## [Written task]
Pictures don't belong in the copy; print all the records exactly.

══ Exercise inputs ══

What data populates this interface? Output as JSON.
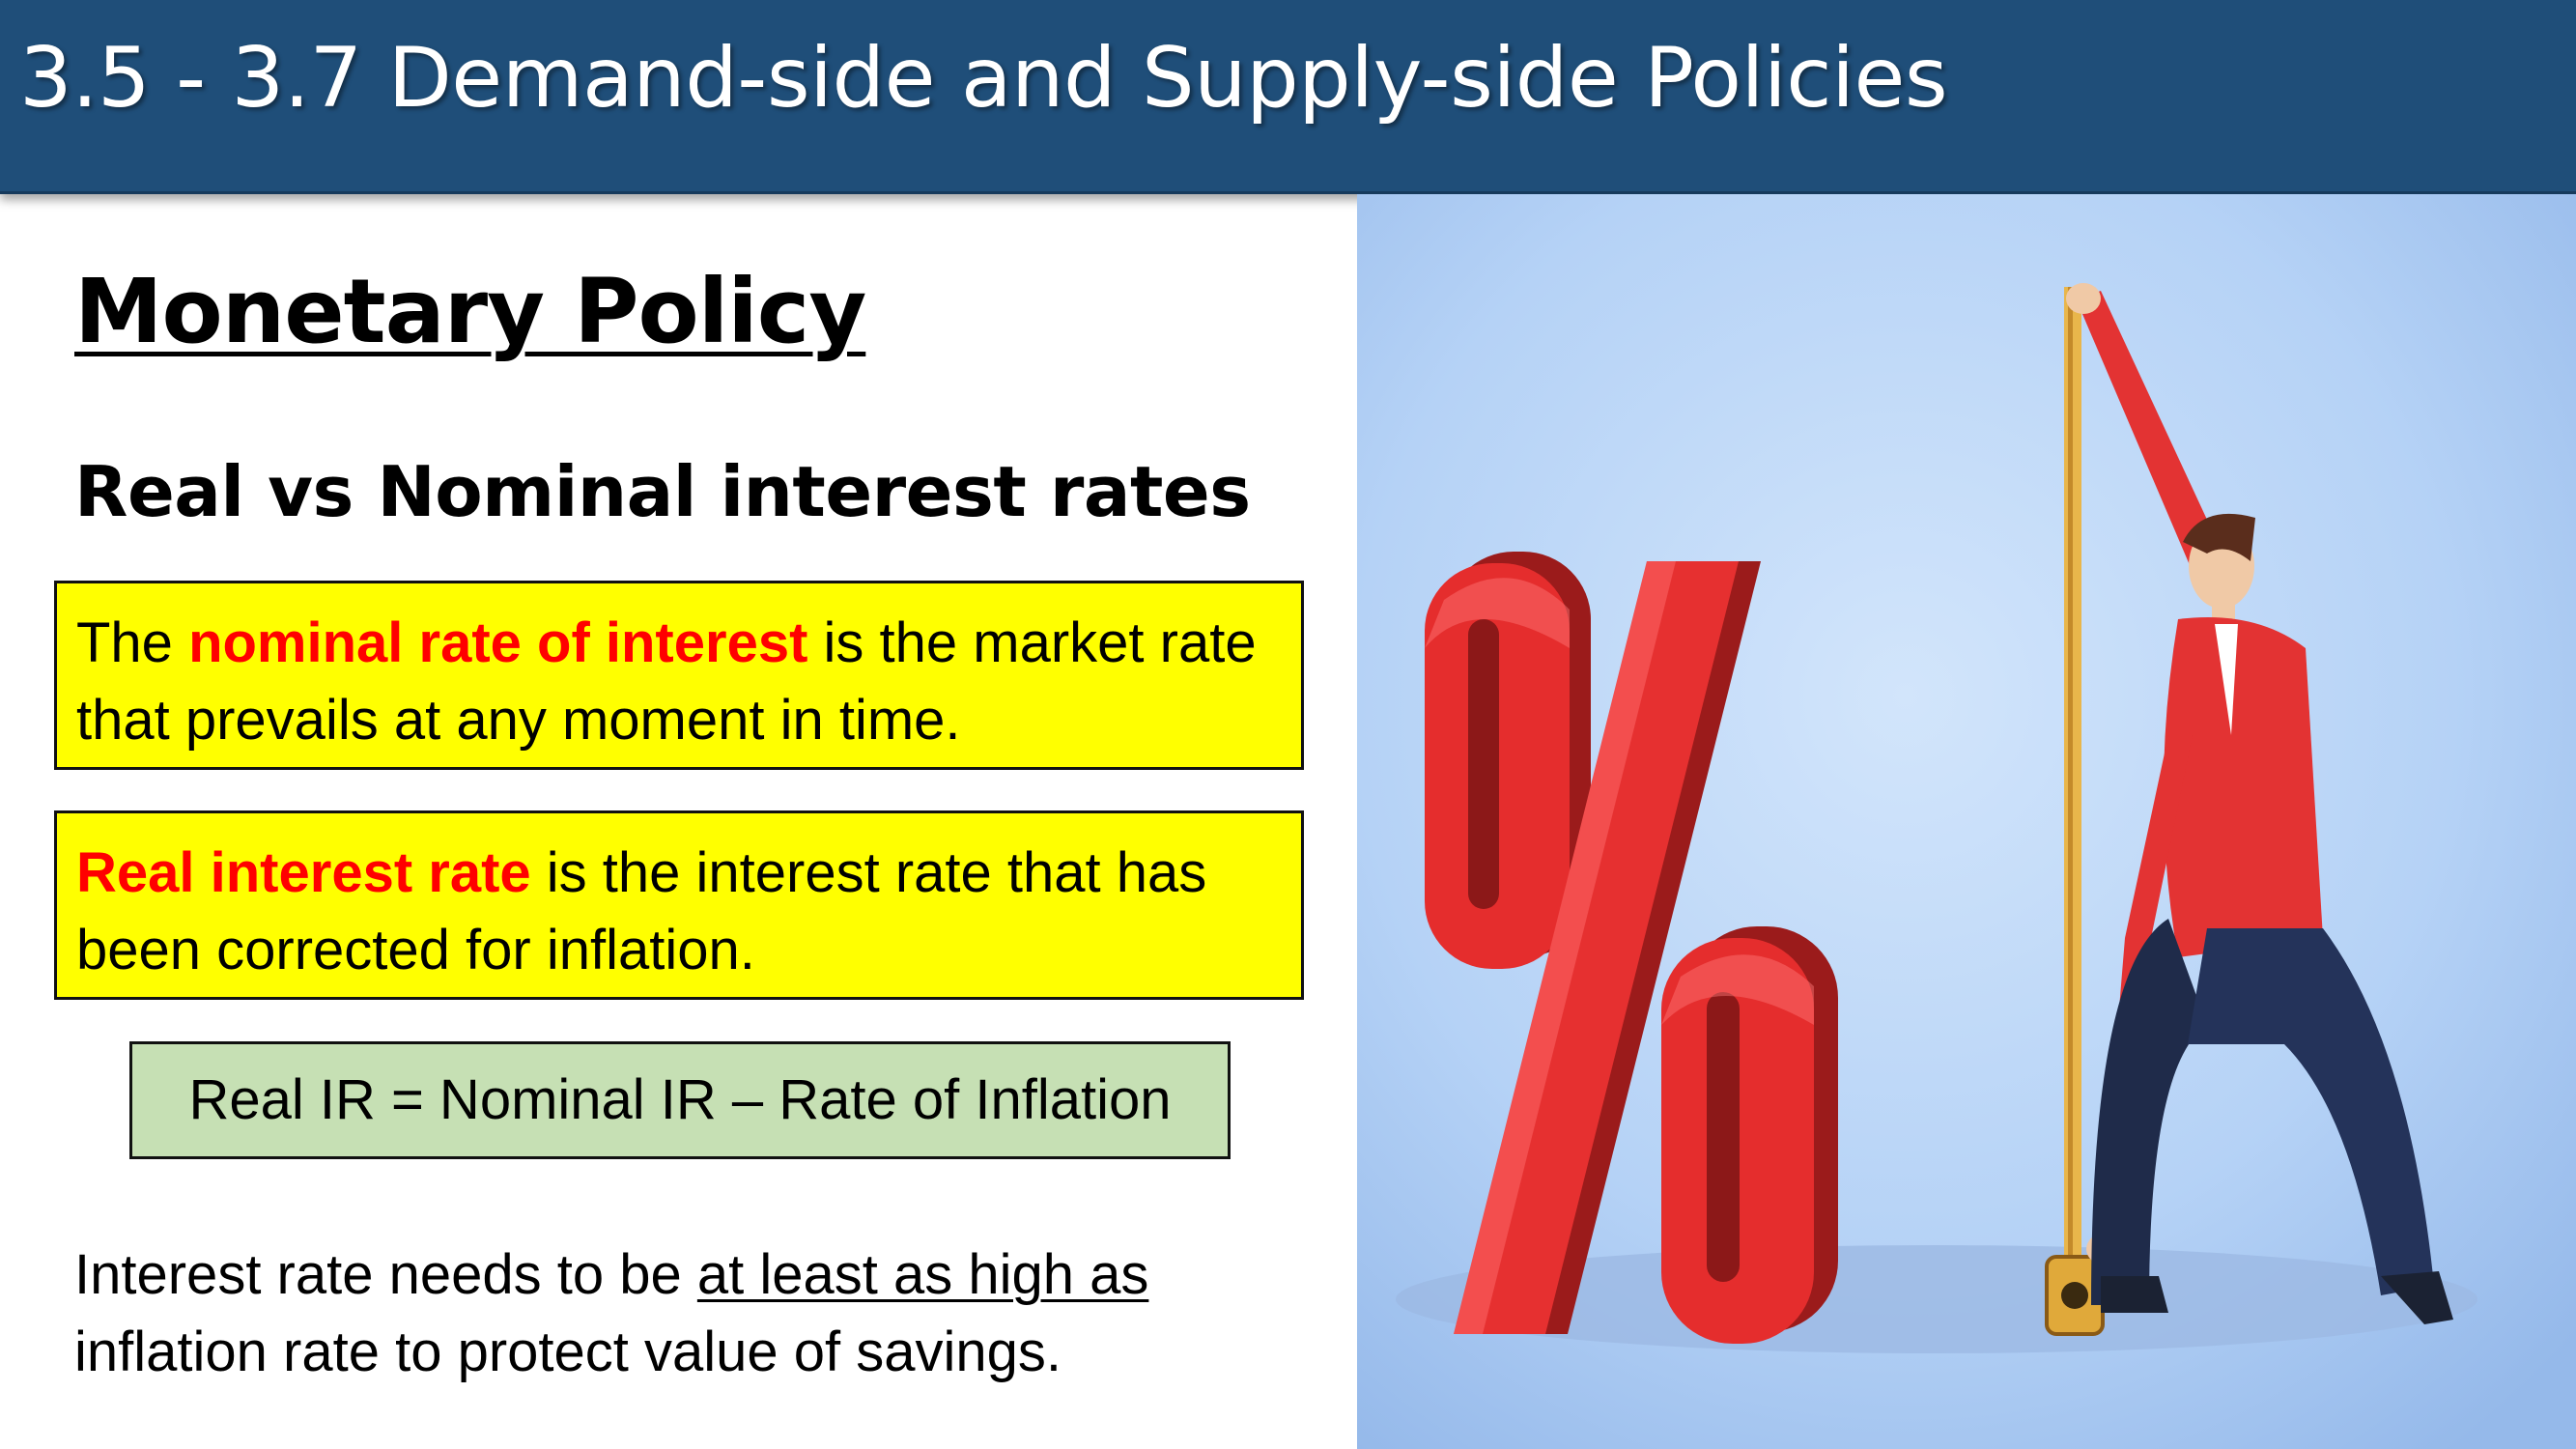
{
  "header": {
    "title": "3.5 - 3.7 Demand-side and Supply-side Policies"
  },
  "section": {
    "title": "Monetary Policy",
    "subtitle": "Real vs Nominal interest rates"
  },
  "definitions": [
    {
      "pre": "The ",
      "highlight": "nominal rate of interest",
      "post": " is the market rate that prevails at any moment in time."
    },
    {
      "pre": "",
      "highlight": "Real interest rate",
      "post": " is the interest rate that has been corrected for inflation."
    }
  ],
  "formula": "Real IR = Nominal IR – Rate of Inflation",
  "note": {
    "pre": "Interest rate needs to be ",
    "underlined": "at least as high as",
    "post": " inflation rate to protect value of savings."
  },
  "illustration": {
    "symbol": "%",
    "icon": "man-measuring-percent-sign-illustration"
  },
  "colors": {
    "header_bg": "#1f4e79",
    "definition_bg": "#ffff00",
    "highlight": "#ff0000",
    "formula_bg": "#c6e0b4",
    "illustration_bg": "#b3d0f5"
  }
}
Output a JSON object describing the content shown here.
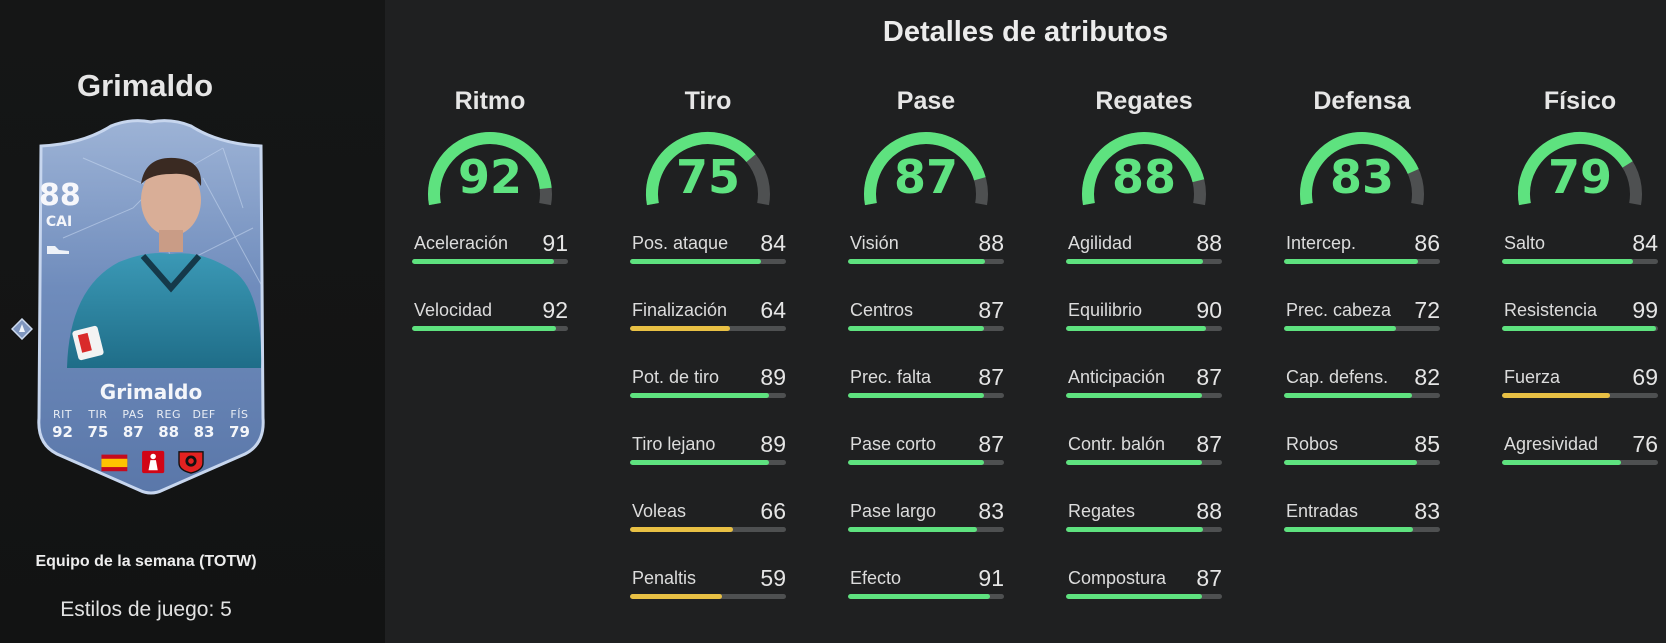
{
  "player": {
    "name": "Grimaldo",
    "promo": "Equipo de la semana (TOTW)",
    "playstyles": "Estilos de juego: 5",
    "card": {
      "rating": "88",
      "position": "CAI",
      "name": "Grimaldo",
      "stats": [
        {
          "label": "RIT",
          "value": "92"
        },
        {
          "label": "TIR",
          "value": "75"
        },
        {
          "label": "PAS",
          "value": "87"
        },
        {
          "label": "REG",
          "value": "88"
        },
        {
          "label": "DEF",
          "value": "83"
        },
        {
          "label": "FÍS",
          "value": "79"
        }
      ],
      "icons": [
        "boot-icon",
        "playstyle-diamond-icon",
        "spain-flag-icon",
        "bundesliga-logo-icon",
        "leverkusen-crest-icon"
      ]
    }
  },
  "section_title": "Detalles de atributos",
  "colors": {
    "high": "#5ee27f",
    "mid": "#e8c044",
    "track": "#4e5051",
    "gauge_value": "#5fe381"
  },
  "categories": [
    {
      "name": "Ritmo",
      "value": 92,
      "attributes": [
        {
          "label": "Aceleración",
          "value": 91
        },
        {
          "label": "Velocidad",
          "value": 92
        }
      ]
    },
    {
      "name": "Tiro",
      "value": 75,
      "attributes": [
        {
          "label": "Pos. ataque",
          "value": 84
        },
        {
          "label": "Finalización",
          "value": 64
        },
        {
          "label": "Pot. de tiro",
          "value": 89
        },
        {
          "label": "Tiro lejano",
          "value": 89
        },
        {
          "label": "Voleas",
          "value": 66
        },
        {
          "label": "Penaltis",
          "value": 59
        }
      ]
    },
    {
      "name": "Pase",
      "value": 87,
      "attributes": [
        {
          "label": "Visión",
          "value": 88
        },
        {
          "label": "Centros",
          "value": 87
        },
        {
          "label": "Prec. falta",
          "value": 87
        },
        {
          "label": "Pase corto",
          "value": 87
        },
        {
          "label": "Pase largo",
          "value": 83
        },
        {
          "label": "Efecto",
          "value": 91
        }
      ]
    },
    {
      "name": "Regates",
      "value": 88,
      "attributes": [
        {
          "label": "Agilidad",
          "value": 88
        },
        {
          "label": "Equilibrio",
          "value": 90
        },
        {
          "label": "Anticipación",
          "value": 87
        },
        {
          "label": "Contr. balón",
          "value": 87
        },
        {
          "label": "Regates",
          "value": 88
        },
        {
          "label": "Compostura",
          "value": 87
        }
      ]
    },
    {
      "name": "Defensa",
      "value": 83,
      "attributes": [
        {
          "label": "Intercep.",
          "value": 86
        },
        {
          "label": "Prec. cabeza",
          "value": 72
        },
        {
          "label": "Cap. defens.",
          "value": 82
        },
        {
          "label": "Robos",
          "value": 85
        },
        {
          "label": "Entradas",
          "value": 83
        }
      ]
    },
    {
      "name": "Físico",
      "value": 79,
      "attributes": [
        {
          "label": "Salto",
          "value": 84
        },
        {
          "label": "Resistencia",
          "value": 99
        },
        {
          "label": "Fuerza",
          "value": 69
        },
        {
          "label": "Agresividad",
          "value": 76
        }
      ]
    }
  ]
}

═══

## [Solution to the exercise]
What data populates this interface? Output as JSON.
{
  "header": {
    "title": "3.5 - 3.7 Demand-side and Supply-side Policies"
  },
  "section": {
    "title": "Monetary Policy",
    "subtitle": "Real vs Nominal interest rates"
  },
  "definitions": [
    {
      "pre": "The ",
      "highlight": "nominal rate of interest",
      "post": " is the market rate that prevails at any moment in time."
    },
    {
      "pre": "",
      "highlight": "Real interest rate",
      "post": " is the interest rate that has been corrected for inflation."
    }
  ],
  "formula": "Real IR = Nominal IR – Rate of Inflation",
  "note": {
    "pre": "Interest rate needs to be ",
    "underlined": "at least as high as",
    "post": " inflation rate to protect value of savings."
  },
  "illustration": {
    "symbol": "%",
    "icon": "man-measuring-percent-sign-illustration"
  },
  "colors": {
    "header_bg": "#1f4e79",
    "definition_bg": "#ffff00",
    "highlight": "#ff0000",
    "formula_bg": "#c6e0b4",
    "illustration_bg": "#b3d0f5"
  }
}
Output a JSON object describing the content shown here.
{
  "player": {
    "name": "Grimaldo",
    "promo": "Equipo de la semana (TOTW)",
    "playstyles": "Estilos de juego: 5",
    "card": {
      "rating": "88",
      "position": "CAI",
      "name": "Grimaldo",
      "stats": [
        {
          "label": "RIT",
          "value": "92"
        },
        {
          "label": "TIR",
          "value": "75"
        },
        {
          "label": "PAS",
          "value": "87"
        },
        {
          "label": "REG",
          "value": "88"
        },
        {
          "label": "DEF",
          "value": "83"
        },
        {
          "label": "FÍS",
          "value": "79"
        }
      ],
      "icons": [
        "boot-icon",
        "playstyle-diamond-icon",
        "spain-flag-icon",
        "bundesliga-logo-icon",
        "leverkusen-crest-icon"
      ]
    }
  },
  "section_title": "Detalles de atributos",
  "colors": {
    "high": "#5ee27f",
    "mid": "#e8c044",
    "track": "#4e5051",
    "gauge_value": "#5fe381"
  },
  "categories": [
    {
      "name": "Ritmo",
      "value": 92,
      "attributes": [
        {
          "label": "Aceleración",
          "value": 91
        },
        {
          "label": "Velocidad",
          "value": 92
        }
      ]
    },
    {
      "name": "Tiro",
      "value": 75,
      "attributes": [
        {
          "label": "Pos. ataque",
          "value": 84
        },
        {
          "label": "Finalización",
          "value": 64
        },
        {
          "label": "Pot. de tiro",
          "value": 89
        },
        {
          "label": "Tiro lejano",
          "value": 89
        },
        {
          "label": "Voleas",
          "value": 66
        },
        {
          "label": "Penaltis",
          "value": 59
        }
      ]
    },
    {
      "name": "Pase",
      "value": 87,
      "attributes": [
        {
          "label": "Visión",
          "value": 88
        },
        {
          "label": "Centros",
          "value": 87
        },
        {
          "label": "Prec. falta",
          "value": 87
        },
        {
          "label": "Pase corto",
          "value": 87
        },
        {
          "label": "Pase largo",
          "value": 83
        },
        {
          "label": "Efecto",
          "value": 91
        }
      ]
    },
    {
      "name": "Regates",
      "value": 88,
      "attributes": [
        {
          "label": "Agilidad",
          "value": 88
        },
        {
          "label": "Equilibrio",
          "value": 90
        },
        {
          "label": "Anticipación",
          "value": 87
        },
        {
          "label": "Contr. balón",
          "value": 87
        },
        {
          "label": "Regates",
          "value": 88
        },
        {
          "label": "Compostura",
          "value": 87
        }
      ]
    },
    {
      "name": "Defensa",
      "value": 83,
      "attributes": [
        {
          "label": "Intercep.",
          "value": 86
        },
        {
          "label": "Prec. cabeza",
          "value": 72
        },
        {
          "label": "Cap. defens.",
          "value": 82
        },
        {
          "label": "Robos",
          "value": 85
        },
        {
          "label": "Entradas",
          "value": 83
        }
      ]
    },
    {
      "name": "Físico",
      "value": 79,
      "attributes": [
        {
          "label": "Salto",
          "value": 84
        },
        {
          "label": "Resistencia",
          "value": 99
        },
        {
          "label": "Fuerza",
          "value": 69
        },
        {
          "label": "Agresividad",
          "value": 76
        }
      ]
    }
  ]
}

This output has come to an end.